▶ _SET EXERCISE A_:
Reproduce the stretch from "## Adamtinkerer (Mar" through "they're mighty rare!" in the Sears J.C. Higgins thread, switching "lenses" to "lens covers".

▶ _TEXT SHOWN_:
# Sears J.C. Higgins Information



## squiggy (Mar 25, 2010)

I'm new to this forum so if I'm not at the right place, don't yell too loud. I just recently found a J.C. Higgins bicycle like my parents bought for me for Christmas in either 1961 or 62. It has what I think is a serial number stamped on the left rear frame work. it is as follows. 502 86622. 614593. It has spaces between the numbers just as I have typed them, they are not together. Can someone PLEASE tell me the age of manufacture of this bike? I have been able to narrow it down to one thing, It was called a Flightliner. I plan to restore it to it's original condition. Everything is perfect as far as the metal work. The plastic headlight lens are broken, that's about all. Does anyone know where I can find those? On the top of the chrome headlight housing there is a small "dime" size circle imprinted into the metal. I'm assuming that there was some sort of sticker placed in there. Can someone tell me what that was and what it looked like. I know that I'm full of questions about this bike but I have been searching for a month trying to find someone that can supply info on this.[/B]


----------



## Adamtinkerer (Mar 25, 2010)

Flightliners were offered in the catalogs from 1958-1963. The Spaceliner replaced it for the most part in 64, though they still used the same Flightliner frame and tank into the later 60s. Later bikes only have the Sears name, so your bike is probably 63 or older. Usually, the middle number is the catalog number, and you can match them up to original pages reprinted in the Elgin/JC Higgins/Hawthorne book. Those numbers were in the 4000 series, though the # on the bike often has 5 digits. 4662 is the # of a 63 with 24" wheels and single speed hub. That 8 throws things off. Pics of the bike may help. Also, the decal on top of the headlight said 'Sears'. You may be able to find parts on ebay, but would likely have to buy a whole tank. No one's reproduced the lenses for these yet, so they're mighty rare!

▶ _DATA TO USE_:

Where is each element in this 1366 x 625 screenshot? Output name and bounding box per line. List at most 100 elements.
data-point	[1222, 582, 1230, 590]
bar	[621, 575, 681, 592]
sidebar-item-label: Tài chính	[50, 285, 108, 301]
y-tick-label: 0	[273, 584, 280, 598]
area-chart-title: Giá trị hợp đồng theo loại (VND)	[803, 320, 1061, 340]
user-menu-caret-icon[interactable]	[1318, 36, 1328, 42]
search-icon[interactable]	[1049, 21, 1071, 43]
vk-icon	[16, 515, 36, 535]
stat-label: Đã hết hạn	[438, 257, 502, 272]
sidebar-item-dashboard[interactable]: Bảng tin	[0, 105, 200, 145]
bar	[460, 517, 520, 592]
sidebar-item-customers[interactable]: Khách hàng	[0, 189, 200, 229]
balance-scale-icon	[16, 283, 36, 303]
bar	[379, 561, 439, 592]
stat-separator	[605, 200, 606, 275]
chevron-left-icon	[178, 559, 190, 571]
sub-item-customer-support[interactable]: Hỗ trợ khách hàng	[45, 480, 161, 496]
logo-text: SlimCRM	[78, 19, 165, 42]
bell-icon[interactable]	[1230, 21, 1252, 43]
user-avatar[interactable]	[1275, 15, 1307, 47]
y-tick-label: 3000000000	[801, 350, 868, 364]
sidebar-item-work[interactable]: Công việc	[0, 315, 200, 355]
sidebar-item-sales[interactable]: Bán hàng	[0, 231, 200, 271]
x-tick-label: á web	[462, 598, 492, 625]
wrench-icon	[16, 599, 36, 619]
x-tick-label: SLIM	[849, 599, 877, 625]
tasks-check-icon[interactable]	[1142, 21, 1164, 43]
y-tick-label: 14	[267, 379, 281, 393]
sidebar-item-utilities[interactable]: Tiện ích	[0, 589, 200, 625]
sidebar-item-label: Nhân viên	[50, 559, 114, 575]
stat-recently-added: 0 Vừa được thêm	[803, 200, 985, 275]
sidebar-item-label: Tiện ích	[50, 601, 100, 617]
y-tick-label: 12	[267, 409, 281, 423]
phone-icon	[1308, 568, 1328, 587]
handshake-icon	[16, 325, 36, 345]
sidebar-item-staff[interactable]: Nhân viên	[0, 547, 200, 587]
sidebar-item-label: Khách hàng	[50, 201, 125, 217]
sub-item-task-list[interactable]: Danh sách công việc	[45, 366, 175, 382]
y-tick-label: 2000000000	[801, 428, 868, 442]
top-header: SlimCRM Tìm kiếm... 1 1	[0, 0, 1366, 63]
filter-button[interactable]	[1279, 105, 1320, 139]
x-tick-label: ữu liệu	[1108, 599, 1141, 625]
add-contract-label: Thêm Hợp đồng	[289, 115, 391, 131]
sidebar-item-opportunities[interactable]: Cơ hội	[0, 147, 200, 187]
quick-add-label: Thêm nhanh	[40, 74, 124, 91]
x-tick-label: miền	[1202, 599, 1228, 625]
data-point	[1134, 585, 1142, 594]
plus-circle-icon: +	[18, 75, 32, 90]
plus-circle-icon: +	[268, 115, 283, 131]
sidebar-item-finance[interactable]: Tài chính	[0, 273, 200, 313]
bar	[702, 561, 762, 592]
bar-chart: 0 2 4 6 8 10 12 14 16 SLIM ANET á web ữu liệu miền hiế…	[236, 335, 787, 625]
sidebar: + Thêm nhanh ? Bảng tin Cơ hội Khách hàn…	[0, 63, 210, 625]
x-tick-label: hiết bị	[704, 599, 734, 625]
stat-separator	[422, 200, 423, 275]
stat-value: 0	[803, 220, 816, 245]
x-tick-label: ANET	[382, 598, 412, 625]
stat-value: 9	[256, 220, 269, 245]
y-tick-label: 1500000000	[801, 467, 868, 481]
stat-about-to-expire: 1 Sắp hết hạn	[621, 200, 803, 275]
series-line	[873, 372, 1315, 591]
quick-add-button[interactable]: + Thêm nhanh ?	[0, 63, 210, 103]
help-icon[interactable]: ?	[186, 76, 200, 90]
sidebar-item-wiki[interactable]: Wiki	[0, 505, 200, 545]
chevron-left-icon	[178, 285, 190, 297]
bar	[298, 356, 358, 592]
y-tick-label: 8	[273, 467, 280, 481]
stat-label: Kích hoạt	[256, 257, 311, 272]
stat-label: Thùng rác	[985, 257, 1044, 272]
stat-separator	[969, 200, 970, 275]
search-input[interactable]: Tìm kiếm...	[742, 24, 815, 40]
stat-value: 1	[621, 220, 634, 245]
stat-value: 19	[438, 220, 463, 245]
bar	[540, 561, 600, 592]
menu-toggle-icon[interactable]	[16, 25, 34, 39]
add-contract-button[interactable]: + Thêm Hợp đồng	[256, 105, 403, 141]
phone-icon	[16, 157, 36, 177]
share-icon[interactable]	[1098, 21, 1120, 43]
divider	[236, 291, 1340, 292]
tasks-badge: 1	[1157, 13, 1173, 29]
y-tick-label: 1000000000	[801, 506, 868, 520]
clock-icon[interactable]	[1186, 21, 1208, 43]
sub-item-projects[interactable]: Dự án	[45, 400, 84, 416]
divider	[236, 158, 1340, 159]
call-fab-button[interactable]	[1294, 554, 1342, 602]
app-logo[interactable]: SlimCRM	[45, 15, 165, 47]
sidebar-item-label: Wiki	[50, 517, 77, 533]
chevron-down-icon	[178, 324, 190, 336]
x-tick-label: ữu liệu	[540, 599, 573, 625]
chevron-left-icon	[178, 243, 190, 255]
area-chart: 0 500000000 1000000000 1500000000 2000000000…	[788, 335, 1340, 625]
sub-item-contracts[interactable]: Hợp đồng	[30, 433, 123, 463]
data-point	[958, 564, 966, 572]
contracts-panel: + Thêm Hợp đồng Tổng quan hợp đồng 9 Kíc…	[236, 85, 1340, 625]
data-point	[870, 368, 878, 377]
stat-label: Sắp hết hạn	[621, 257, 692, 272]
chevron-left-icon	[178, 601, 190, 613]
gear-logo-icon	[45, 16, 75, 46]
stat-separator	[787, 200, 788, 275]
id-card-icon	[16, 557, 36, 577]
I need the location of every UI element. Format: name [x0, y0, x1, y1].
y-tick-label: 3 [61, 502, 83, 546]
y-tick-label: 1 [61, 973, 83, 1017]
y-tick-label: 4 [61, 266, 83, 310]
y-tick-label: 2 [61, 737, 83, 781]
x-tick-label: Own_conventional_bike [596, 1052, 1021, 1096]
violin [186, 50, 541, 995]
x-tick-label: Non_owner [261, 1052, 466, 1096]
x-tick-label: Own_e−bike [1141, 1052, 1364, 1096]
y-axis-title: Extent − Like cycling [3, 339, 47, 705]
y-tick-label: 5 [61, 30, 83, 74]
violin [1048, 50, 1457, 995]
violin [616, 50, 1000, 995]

▶ _SET EXERCISE B_:
Print the stretch of the listing from its start through the line that contains "15, 1307, 47]", both ends included, with each line unchanged.

▶ _TASK OUTPUT A_:
## Adamtinkerer (Mar 25, 2010)

Flightliners were offered in the catalogs from 1958-1963. The Spaceliner replaced it for the most part in 64, though they still used the same Flightliner frame and tank into the later 60s. Later bikes only have the Sears name, so your bike is probably 63 or older. Usually, the middle number is the catalog number, and you can match them up to original pages reprinted in the Elgin/JC Higgins/Hawthorne book. Those numbers were in the 4000 series, though the # on the bike often has 5 digits. 4662 is the # of a 63 with 24" wheels and single speed hub. That 8 throws things off. Pics of the bike may help. Also, the decal on top of the headlight said 'Sears'. You may be able to find parts on ebay, but would likely have to buy a whole tank. No one's reproduced the lens covers for these yet, so they're mighty rare!

▶ _TASK OUTPUT B_:
Where is each element in this 1366 x 625 screenshot? Output name and bounding box per line. List at most 100 elements.
data-point	[1222, 582, 1230, 590]
bar	[621, 575, 681, 592]
sidebar-item-label: Tài chính	[50, 285, 108, 301]
y-tick-label: 0	[273, 584, 280, 598]
area-chart-title: Giá trị hợp đồng theo loại (VND)	[803, 320, 1061, 340]
user-menu-caret-icon[interactable]	[1318, 36, 1328, 42]
search-icon[interactable]	[1049, 21, 1071, 43]
vk-icon	[16, 515, 36, 535]
stat-label: Đã hết hạn	[438, 257, 502, 272]
sidebar-item-dashboard[interactable]: Bảng tin	[0, 105, 200, 145]
bar	[460, 517, 520, 592]
sidebar-item-customers[interactable]: Khách hàng	[0, 189, 200, 229]
balance-scale-icon	[16, 283, 36, 303]
bar	[379, 561, 439, 592]
stat-separator	[605, 200, 606, 275]
chevron-left-icon	[178, 559, 190, 571]
sub-item-customer-support[interactable]: Hỗ trợ khách hàng	[45, 480, 161, 496]
logo-text: SlimCRM	[78, 19, 165, 42]
bell-icon[interactable]	[1230, 21, 1252, 43]
user-avatar[interactable]	[1275, 15, 1307, 47]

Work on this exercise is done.